• Task requirements: Set down all of the entries word for word, omitting the images they contain.

begin Supplied data

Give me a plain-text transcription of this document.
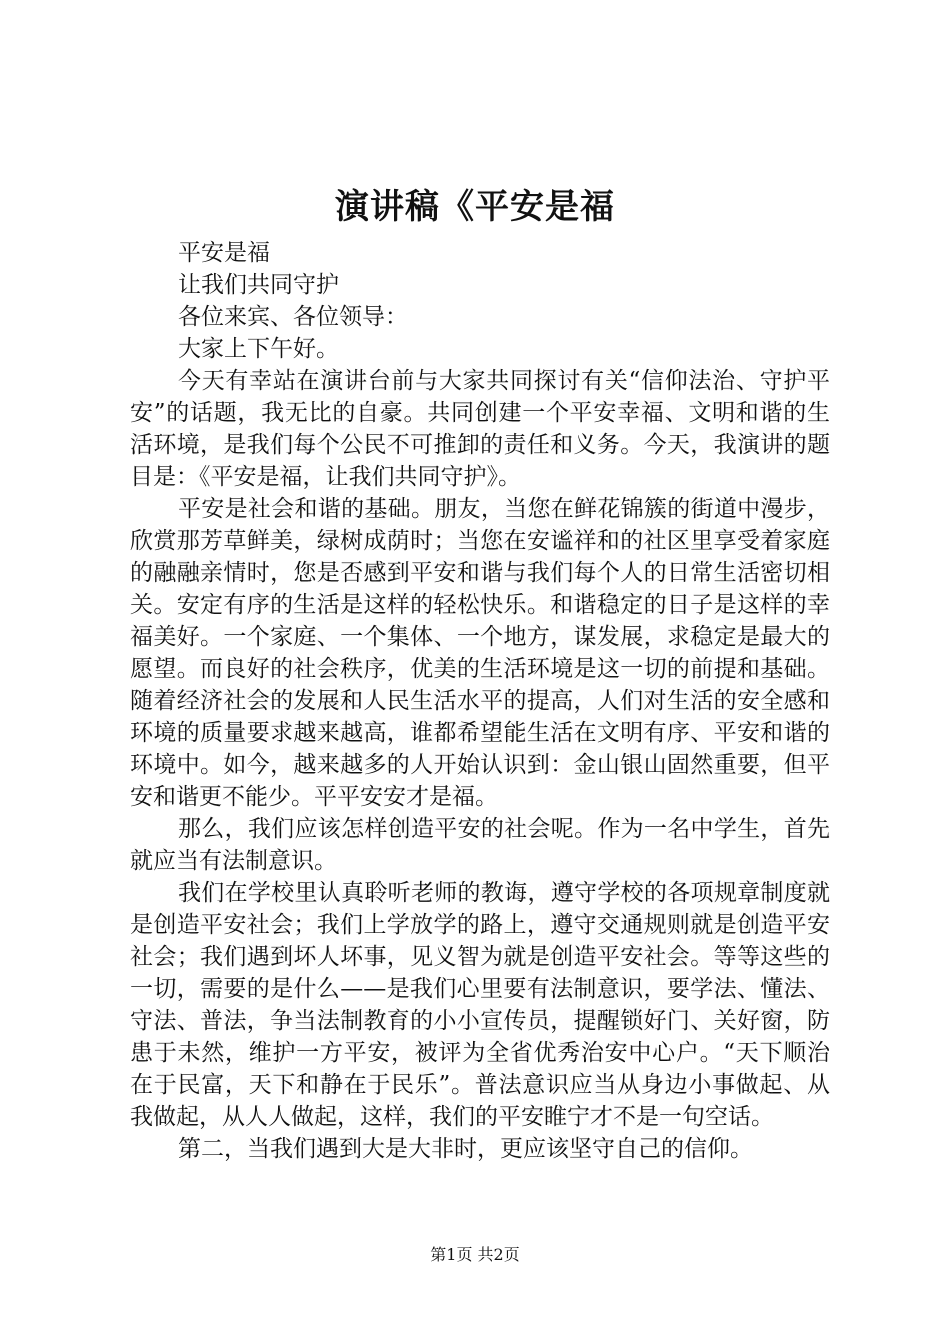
演讲稿《平安是福

平安是福

让我们共同守护

各位来宾、各位领导：

大家上下午好。

今天有幸站在演讲台前与大家共同探讨有关“信仰法治、守护平安”的话题，我无比的自豪。共同创建一个平安幸福、文明和谐的生活环境，是我们每个公民不可推卸的责任和义务。今天，我演讲的题目是：《平安是福，让我们共同守护》。

平安是社会和谐的基础。朋友，当您在鲜花锦簇的街道中漫步，欣赏那芳草鲜美，绿树成荫时；当您在安谧祥和的社区里享受着家庭的融融亲情时，您是否感到平安和谐与我们每个人的日常生活密切相关。安定有序的生活是这样的轻松快乐。和谐稳定的日子是这样的幸福美好。一个家庭、一个集体、一个地方，谋发展，求稳定是最大的愿望。而良好的社会秩序，优美的生活环境是这一切的前提和基础。随着经济社会的发展和人民生活水平的提高，人们对生活的安全感和环境的质量要求越来越高，谁都希望能生活在文明有序、平安和谐的环境中。如今，越来越多的人开始认识到：金山银山固然重要，但平安和谐更不能少。平平安安才是福。

那么，我们应该怎样创造平安的社会呢。作为一名中学生，首先就应当有法制意识。

我们在学校里认真聆听老师的教诲，遵守学校的各项规章制度就是创造平安社会；我们上学放学的路上，遵守交通规则就是创造平安社会；我们遇到坏人坏事，见义智为就是创造平安社会。等等这些的一切，需要的是什么——是我们心里要有法制意识，要学法、懂法、守法、普法，争当法制教育的小小宣传员，提醒锁好门、关好窗，防患于未然，维护一方平安，被评为全省优秀治安中心户。“天下顺治在于民富，天下和静在于民乐”。普法意识应当从身边小事做起、从我做起，从人人做起，这样，我们的平安睢宁才不是一句空话。

第二，当我们遇到大是大非时，更应该坚守自己的信仰。

第1页 共2页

end Supplied data

• Task solution:
Give me a plain-text transcription of this document.
演讲稿《平安是福

平安是福

让我们共同守护

各位来宾、各位领导：

大家上下午好。

今天有幸站在演讲台前与大家共同探讨有关“信仰法治、守护平安”的话题，我无比的自豪。共同创建一个平安幸福、文明和谐的生活环境，是我们每个公民不可推卸的责任和义务。今天，我演讲的题目是：《平安是福，让我们共同守护》。

平安是社会和谐的基础。朋友，当您在鲜花锦簇的街道中漫步，欣赏那芳草鲜美，绿树成荫时；当您在安谧祥和的社区里享受着家庭的融融亲情时，您是否感到平安和谐与我们每个人的日常生活密切相关。安定有序的生活是这样的轻松快乐。和谐稳定的日子是这样的幸福美好。一个家庭、一个集体、一个地方，谋发展，求稳定是最大的愿望。而良好的社会秩序，优美的生活环境是这一切的前提和基础。随着经济社会的发展和人民生活水平的提高，人们对生活的安全感和环境的质量要求越来越高，谁都希望能生活在文明有序、平安和谐的环境中。如今，越来越多的人开始认识到：金山银山固然重要，但平安和谐更不能少。平平安安才是福。

那么，我们应该怎样创造平安的社会呢。作为一名中学生，首先就应当有法制意识。

我们在学校里认真聆听老师的教诲，遵守学校的各项规章制度就是创造平安社会；我们上学放学的路上，遵守交通规则就是创造平安社会；我们遇到坏人坏事，见义智为就是创造平安社会。等等这些的一切，需要的是什么——是我们心里要有法制意识，要学法、懂法、守法、普法，争当法制教育的小小宣传员，提醒锁好门、关好窗，防患于未然，维护一方平安，被评为全省优秀治安中心户。“天下顺治在于民富，天下和静在于民乐”。普法意识应当从身边小事做起、从我做起，从人人做起，这样，我们的平安睢宁才不是一句空话。

第二，当我们遇到大是大非时，更应该坚守自己的信仰。

第1页 共2页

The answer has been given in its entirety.